TRY IT: The reply must consist of one number: how many lines of the data include the word "leads".

Data items:
--------------------------------

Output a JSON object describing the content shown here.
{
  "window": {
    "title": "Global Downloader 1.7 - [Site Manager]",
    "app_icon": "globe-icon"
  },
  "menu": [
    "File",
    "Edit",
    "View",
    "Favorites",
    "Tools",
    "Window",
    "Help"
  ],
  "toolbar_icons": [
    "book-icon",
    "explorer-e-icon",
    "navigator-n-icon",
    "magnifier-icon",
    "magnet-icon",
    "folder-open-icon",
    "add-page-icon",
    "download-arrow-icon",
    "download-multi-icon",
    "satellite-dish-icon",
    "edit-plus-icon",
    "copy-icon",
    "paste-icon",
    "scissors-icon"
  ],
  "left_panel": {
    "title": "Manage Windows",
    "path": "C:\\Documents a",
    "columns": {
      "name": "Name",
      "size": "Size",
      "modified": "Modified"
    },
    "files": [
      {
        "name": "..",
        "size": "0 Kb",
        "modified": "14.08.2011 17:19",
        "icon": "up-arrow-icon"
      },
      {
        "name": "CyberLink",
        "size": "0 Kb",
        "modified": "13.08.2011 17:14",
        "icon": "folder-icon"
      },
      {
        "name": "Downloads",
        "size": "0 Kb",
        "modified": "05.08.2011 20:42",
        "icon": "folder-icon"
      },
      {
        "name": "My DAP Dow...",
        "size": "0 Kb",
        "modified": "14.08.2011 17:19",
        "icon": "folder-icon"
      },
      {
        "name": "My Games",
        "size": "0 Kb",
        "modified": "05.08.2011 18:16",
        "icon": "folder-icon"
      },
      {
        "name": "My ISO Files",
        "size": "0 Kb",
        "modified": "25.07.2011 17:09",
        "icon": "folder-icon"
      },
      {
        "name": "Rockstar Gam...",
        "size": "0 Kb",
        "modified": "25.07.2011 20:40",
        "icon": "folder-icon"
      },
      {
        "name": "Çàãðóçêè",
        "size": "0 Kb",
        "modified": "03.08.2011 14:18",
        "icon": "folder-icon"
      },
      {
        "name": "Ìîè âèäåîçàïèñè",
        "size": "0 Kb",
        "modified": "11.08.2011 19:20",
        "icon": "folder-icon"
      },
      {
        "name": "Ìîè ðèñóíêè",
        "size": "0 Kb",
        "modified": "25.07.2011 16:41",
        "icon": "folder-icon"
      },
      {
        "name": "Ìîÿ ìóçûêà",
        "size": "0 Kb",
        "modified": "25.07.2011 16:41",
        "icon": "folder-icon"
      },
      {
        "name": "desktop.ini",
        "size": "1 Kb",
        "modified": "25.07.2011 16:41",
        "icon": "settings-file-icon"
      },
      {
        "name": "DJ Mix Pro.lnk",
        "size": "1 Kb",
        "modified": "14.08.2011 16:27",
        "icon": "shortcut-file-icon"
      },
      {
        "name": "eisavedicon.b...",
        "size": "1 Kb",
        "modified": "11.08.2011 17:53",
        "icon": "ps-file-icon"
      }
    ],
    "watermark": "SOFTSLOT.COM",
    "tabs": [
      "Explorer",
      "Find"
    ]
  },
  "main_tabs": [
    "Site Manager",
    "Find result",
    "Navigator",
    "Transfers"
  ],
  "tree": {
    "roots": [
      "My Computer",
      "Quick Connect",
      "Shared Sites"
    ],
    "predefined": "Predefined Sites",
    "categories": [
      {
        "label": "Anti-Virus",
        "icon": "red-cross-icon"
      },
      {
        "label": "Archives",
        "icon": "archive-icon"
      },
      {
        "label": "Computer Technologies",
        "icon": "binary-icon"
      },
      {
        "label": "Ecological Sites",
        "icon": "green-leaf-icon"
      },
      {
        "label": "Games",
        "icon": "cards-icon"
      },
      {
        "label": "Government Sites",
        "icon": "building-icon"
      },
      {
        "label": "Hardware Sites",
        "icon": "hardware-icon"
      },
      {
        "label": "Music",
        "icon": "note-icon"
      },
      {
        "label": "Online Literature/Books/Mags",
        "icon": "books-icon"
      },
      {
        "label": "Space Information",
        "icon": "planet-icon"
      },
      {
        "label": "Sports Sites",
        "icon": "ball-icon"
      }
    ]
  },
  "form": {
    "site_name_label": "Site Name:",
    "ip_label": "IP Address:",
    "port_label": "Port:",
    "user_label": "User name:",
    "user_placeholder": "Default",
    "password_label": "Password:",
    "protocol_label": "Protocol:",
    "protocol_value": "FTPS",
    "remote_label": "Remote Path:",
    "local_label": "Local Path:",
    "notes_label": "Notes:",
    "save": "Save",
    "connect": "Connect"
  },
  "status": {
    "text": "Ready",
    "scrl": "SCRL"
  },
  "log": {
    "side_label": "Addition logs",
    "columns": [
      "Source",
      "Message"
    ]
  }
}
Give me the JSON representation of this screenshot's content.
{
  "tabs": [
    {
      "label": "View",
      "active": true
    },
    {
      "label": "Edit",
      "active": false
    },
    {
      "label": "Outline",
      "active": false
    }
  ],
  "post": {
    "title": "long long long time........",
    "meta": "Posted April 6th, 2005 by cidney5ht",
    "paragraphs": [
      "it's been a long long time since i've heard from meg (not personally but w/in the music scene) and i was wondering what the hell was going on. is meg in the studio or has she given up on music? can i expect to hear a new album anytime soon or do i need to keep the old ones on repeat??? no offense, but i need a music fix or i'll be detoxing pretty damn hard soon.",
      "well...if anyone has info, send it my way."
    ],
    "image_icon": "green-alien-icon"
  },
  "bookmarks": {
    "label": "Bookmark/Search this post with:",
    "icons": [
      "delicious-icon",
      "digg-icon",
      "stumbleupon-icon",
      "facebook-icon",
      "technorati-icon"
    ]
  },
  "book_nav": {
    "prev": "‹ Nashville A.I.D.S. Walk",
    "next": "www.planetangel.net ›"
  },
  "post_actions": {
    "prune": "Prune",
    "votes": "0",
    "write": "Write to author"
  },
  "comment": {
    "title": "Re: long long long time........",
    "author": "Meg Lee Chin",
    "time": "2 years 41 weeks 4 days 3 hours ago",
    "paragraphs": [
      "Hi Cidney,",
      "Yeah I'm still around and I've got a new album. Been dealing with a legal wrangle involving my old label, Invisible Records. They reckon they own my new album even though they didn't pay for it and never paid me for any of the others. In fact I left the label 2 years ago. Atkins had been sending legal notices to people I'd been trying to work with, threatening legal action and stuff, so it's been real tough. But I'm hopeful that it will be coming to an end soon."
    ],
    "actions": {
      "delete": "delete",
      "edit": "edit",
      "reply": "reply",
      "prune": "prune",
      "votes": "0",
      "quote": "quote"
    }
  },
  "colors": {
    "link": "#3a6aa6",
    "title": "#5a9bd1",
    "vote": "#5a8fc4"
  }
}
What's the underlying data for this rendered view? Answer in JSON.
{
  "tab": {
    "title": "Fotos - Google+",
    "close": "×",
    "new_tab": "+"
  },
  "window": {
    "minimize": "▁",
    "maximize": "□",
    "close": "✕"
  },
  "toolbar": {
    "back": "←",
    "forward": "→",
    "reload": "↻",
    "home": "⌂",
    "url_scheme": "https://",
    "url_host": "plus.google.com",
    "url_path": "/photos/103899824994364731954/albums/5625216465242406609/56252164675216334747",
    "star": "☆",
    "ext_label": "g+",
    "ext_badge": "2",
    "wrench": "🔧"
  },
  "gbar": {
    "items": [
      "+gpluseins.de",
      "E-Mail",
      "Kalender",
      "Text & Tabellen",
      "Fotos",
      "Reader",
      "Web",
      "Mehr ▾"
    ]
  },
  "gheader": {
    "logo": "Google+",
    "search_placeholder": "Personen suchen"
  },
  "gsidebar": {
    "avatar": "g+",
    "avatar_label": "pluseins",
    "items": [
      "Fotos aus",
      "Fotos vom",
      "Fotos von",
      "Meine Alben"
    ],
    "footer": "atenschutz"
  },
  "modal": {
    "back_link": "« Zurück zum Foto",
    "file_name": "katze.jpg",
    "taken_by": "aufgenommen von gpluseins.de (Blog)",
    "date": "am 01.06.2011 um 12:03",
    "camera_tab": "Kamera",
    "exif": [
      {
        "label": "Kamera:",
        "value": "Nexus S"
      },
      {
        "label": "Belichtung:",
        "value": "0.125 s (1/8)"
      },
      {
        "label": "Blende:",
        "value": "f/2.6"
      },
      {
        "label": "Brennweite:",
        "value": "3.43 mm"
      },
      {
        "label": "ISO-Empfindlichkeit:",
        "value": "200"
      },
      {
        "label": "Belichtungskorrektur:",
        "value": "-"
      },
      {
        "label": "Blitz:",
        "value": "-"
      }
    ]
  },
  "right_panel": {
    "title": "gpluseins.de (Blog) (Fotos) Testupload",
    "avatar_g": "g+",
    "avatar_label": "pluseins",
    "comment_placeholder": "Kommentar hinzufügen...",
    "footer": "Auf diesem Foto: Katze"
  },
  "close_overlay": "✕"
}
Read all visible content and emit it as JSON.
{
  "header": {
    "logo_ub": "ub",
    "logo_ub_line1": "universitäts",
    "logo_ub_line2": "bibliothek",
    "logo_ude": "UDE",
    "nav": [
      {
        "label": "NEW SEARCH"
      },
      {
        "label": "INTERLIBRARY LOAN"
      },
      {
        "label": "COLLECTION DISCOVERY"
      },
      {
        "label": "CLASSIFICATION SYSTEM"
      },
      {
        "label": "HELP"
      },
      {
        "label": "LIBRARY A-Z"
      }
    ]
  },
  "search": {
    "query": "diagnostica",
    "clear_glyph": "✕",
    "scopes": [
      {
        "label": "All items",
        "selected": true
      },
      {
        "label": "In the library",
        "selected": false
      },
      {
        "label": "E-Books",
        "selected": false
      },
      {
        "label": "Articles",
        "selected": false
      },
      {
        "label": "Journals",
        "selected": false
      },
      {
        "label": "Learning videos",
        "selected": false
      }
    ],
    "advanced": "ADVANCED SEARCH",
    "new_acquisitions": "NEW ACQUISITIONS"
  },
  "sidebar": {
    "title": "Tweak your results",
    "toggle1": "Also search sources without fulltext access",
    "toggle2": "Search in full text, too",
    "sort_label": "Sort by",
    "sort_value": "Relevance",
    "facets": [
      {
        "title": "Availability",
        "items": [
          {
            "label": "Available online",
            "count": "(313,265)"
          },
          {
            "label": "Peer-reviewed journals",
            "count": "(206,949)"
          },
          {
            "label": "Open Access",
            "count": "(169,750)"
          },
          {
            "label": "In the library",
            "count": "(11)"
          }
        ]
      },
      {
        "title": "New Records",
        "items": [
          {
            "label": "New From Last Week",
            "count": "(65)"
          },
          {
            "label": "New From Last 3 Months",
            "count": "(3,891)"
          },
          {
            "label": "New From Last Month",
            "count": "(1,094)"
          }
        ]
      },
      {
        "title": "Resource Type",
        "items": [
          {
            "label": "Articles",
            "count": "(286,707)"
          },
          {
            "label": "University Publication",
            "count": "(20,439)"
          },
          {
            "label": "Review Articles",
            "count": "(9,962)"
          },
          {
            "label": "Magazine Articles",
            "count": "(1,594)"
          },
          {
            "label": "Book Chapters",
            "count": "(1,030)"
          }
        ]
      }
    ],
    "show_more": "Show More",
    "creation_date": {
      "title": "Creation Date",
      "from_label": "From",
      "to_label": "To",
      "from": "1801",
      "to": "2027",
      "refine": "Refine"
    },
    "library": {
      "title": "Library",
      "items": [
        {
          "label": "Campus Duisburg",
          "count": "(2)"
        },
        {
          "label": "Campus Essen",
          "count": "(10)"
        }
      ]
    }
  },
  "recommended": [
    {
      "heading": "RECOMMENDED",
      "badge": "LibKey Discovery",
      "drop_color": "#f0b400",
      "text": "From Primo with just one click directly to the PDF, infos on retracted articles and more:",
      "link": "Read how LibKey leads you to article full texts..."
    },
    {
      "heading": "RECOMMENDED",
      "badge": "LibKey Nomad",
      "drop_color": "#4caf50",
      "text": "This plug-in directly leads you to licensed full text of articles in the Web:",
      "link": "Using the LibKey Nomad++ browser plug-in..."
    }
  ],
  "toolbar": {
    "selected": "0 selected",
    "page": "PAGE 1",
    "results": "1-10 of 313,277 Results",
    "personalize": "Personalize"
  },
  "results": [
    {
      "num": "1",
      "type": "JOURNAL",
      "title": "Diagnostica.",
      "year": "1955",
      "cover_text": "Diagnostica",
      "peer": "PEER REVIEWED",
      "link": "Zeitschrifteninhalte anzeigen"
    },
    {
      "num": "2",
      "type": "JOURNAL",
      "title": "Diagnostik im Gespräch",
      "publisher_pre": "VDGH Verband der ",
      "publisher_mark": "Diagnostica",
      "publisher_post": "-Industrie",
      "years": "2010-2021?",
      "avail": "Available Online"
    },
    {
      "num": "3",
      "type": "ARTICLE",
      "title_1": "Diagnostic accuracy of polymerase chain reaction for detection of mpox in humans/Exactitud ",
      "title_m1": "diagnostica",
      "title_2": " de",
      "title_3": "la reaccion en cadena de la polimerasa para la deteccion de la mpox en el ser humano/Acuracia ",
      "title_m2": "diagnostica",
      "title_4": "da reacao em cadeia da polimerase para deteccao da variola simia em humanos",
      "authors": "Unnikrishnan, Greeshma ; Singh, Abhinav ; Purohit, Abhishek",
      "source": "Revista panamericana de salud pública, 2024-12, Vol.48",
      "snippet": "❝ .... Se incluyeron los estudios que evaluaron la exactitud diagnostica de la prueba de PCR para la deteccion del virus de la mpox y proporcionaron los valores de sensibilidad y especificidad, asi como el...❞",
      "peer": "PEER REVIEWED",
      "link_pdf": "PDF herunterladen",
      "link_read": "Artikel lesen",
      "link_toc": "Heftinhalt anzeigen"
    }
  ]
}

--------------------------------

OUTPUT OF THE TASK: 2